- _Short task_
Among these lines, how many include "true"? Answer only with the number.

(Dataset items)

◆ ◆ ◆

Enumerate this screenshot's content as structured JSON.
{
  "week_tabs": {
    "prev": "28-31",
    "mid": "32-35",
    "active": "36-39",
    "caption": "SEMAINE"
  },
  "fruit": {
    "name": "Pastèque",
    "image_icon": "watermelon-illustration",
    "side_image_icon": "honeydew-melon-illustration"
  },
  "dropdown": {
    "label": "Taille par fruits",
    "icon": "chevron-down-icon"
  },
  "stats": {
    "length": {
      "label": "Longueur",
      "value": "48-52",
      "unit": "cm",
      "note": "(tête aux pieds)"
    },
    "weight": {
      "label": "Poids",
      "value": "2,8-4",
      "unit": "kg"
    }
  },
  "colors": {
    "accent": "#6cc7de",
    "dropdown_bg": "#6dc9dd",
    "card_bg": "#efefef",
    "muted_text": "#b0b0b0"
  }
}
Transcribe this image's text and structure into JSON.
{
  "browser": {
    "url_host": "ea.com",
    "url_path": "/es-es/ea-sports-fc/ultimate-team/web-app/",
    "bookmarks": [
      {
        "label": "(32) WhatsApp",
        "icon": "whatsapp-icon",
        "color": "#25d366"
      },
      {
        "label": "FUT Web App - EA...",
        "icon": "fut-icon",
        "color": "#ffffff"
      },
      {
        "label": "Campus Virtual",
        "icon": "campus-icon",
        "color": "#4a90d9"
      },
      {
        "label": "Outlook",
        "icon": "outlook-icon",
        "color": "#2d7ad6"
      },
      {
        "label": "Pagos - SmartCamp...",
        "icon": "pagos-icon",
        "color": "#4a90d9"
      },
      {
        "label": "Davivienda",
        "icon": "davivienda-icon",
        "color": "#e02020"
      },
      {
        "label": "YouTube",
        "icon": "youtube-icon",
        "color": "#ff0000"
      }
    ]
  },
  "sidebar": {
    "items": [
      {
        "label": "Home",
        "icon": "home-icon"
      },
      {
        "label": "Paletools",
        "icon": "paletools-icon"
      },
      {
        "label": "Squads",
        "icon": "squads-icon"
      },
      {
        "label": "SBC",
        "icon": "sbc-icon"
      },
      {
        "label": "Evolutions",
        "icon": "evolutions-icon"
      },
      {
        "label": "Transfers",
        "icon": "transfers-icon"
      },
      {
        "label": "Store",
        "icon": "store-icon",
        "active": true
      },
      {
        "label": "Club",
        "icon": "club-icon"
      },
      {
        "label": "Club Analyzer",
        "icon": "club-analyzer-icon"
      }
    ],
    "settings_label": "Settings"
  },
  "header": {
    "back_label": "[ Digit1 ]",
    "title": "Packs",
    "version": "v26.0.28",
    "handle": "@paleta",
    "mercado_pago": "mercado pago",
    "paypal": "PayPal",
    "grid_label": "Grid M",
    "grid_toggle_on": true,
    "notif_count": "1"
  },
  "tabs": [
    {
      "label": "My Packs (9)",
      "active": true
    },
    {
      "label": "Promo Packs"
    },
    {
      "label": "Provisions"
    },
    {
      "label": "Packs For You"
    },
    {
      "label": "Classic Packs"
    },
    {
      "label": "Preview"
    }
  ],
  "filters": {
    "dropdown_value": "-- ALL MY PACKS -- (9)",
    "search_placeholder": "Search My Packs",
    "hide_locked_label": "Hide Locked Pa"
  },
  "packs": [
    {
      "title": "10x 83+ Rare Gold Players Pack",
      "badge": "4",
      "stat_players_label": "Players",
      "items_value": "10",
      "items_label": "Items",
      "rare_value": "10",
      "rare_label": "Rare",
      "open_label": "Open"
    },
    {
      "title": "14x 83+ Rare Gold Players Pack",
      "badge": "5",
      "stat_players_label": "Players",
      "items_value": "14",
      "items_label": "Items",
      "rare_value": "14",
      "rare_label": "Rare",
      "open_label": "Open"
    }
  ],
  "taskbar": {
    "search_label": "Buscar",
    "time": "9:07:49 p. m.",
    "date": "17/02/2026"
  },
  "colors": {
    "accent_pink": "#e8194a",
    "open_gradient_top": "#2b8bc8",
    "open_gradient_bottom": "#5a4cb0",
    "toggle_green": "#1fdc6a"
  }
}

◆ ◆ ◆

- _Output of the exercise_
3